======== STORED RECORDS

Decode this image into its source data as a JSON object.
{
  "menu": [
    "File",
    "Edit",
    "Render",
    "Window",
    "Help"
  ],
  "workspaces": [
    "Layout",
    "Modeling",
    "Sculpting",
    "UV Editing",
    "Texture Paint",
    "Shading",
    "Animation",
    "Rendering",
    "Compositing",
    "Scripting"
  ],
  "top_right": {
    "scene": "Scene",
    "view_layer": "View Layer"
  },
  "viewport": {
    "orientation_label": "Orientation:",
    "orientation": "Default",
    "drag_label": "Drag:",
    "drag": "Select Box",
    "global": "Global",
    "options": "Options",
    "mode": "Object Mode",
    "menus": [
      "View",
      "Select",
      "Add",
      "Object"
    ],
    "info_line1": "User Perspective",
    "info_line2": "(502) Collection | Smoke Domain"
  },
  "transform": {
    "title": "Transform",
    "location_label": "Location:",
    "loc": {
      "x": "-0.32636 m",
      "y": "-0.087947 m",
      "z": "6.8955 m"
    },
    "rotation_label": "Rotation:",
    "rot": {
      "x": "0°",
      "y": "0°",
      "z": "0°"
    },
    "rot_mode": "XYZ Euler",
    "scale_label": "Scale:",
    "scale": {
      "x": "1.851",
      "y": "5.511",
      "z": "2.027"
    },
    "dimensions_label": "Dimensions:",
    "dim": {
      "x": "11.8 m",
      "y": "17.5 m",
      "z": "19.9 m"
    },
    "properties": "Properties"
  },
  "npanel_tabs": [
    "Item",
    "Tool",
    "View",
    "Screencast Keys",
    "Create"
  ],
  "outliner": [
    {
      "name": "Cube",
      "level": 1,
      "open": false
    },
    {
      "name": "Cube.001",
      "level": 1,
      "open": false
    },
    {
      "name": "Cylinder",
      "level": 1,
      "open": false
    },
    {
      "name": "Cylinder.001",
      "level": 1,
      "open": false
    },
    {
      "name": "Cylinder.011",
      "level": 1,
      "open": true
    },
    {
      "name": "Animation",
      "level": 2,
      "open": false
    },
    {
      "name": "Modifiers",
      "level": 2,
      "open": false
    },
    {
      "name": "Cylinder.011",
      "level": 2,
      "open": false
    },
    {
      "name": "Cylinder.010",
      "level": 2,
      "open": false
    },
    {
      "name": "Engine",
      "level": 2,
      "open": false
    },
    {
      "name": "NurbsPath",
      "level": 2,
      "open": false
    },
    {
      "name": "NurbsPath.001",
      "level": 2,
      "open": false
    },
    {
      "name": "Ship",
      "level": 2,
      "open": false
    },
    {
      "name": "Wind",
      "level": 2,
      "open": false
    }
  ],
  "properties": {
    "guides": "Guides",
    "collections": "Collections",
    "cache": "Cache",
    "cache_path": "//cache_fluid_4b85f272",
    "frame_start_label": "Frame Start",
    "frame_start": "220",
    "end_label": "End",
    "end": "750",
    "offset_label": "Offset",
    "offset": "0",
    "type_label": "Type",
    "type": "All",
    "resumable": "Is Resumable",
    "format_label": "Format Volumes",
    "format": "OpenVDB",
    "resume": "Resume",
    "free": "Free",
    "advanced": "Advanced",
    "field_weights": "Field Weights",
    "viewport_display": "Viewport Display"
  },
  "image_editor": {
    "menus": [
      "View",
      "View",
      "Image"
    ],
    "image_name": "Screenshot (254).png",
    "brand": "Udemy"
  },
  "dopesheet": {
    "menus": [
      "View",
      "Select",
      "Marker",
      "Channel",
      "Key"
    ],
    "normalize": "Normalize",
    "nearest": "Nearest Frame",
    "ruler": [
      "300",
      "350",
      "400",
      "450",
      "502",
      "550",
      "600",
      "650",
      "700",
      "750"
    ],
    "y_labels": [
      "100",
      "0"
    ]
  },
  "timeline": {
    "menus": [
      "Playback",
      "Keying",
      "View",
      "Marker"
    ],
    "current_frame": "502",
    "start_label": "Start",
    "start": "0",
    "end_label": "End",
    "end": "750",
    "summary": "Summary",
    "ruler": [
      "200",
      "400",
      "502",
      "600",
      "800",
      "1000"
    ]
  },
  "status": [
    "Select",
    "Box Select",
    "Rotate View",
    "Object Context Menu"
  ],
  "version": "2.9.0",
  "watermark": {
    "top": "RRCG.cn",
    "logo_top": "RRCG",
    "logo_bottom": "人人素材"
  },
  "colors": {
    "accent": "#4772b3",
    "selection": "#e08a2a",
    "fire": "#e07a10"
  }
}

================

# AIM OF THE TASK
Exactly as they are written, print the entries again.

# FINAL ANSWER
Decode this image into its source data as a JSON object.
{
  "menu": [
    "File",
    "Edit",
    "Render",
    "Window",
    "Help"
  ],
  "workspaces": [
    "Layout",
    "Modeling",
    "Sculpting",
    "UV Editing",
    "Texture Paint",
    "Shading",
    "Animation",
    "Rendering",
    "Compositing",
    "Scripting"
  ],
  "top_right": {
    "scene": "Scene",
    "view_layer": "View Layer"
  },
  "viewport": {
    "orientation_label": "Orientation:",
    "orientation": "Default",
    "drag_label": "Drag:",
    "drag": "Select Box",
    "global": "Global",
    "options": "Options",
    "mode": "Object Mode",
    "menus": [
      "View",
      "Select",
      "Add",
      "Object"
    ],
    "info_line1": "User Perspective",
    "info_line2": "(502) Collection | Smoke Domain"
  },
  "transform": {
    "title": "Transform",
    "location_label": "Location:",
    "loc": {
      "x": "-0.32636 m",
      "y": "-0.087947 m",
      "z": "6.8955 m"
    },
    "rotation_label": "Rotation:",
    "rot": {
      "x": "0°",
      "y": "0°",
      "z": "0°"
    },
    "rot_mode": "XYZ Euler",
    "scale_label": "Scale:",
    "scale": {
      "x": "1.851",
      "y": "5.511",
      "z": "2.027"
    },
    "dimensions_label": "Dimensions:",
    "dim": {
      "x": "11.8 m",
      "y": "17.5 m",
      "z": "19.9 m"
    },
    "properties": "Properties"
  },
  "npanel_tabs": [
    "Item",
    "Tool",
    "View",
    "Screencast Keys",
    "Create"
  ],
  "outliner": [
    {
      "name": "Cube",
      "level": 1,
      "open": false
    },
    {
      "name": "Cube.001",
      "level": 1,
      "open": false
    },
    {
      "name": "Cylinder",
      "level": 1,
      "open": false
    },
    {
      "name": "Cylinder.001",
      "level": 1,
      "open": false
    },
    {
      "name": "Cylinder.011",
      "level": 1,
      "open": true
    },
    {
      "name": "Animation",
      "level": 2,
      "open": false
    },
    {
      "name": "Modifiers",
      "level": 2,
      "open": false
    },
    {
      "name": "Cylinder.011",
      "level": 2,
      "open": false
    },
    {
      "name": "Cylinder.010",
      "level": 2,
      "open": false
    },
    {
      "name": "Engine",
      "level": 2,
      "open": false
    },
    {
      "name": "NurbsPath",
      "level": 2,
      "open": false
    },
    {
      "name": "NurbsPath.001",
      "level": 2,
      "open": false
    },
    {
      "name": "Ship",
      "level": 2,
      "open": false
    },
    {
      "name": "Wind",
      "level": 2,
      "open": false
    }
  ],
  "properties": {
    "guides": "Guides",
    "collections": "Collections",
    "cache": "Cache",
    "cache_path": "//cache_fluid_4b85f272",
    "frame_start_label": "Frame Start",
    "frame_start": "220",
    "end_label": "End",
    "end": "750",
    "offset_label": "Offset",
    "offset": "0",
    "type_label": "Type",
    "type": "All",
    "resumable": "Is Resumable",
    "format_label": "Format Volumes",
    "format": "OpenVDB",
    "resume": "Resume",
    "free": "Free",
    "advanced": "Advanced",
    "field_weights": "Field Weights",
    "viewport_display": "Viewport Display"
  },
  "image_editor": {
    "menus": [
      "View",
      "View",
      "Image"
    ],
    "image_name": "Screenshot (254).png",
    "brand": "Udemy"
  },
  "dopesheet": {
    "menus": [
      "View",
      "Select",
      "Marker",
      "Channel",
      "Key"
    ],
    "normalize": "Normalize",
    "nearest": "Nearest Frame",
    "ruler": [
      "300",
      "350",
      "400",
      "450",
      "502",
      "550",
      "600",
      "650",
      "700",
      "750"
    ],
    "y_labels": [
      "100",
      "0"
    ]
  },
  "timeline": {
    "menus": [
      "Playback",
      "Keying",
      "View",
      "Marker"
    ],
    "current_frame": "502",
    "start_label": "Start",
    "start": "0",
    "end_label": "End",
    "end": "750",
    "summary": "Summary",
    "ruler": [
      "200",
      "400",
      "502",
      "600",
      "800",
      "1000"
    ]
  },
  "status": [
    "Select",
    "Box Select",
    "Rotate View",
    "Object Context Menu"
  ],
  "version": "2.9.0",
  "watermark": {
    "top": "RRCG.cn",
    "logo_top": "RRCG",
    "logo_bottom": "人人素材"
  },
  "colors": {
    "accent": "#4772b3",
    "selection": "#e08a2a",
    "fire": "#e07a10"
  }
}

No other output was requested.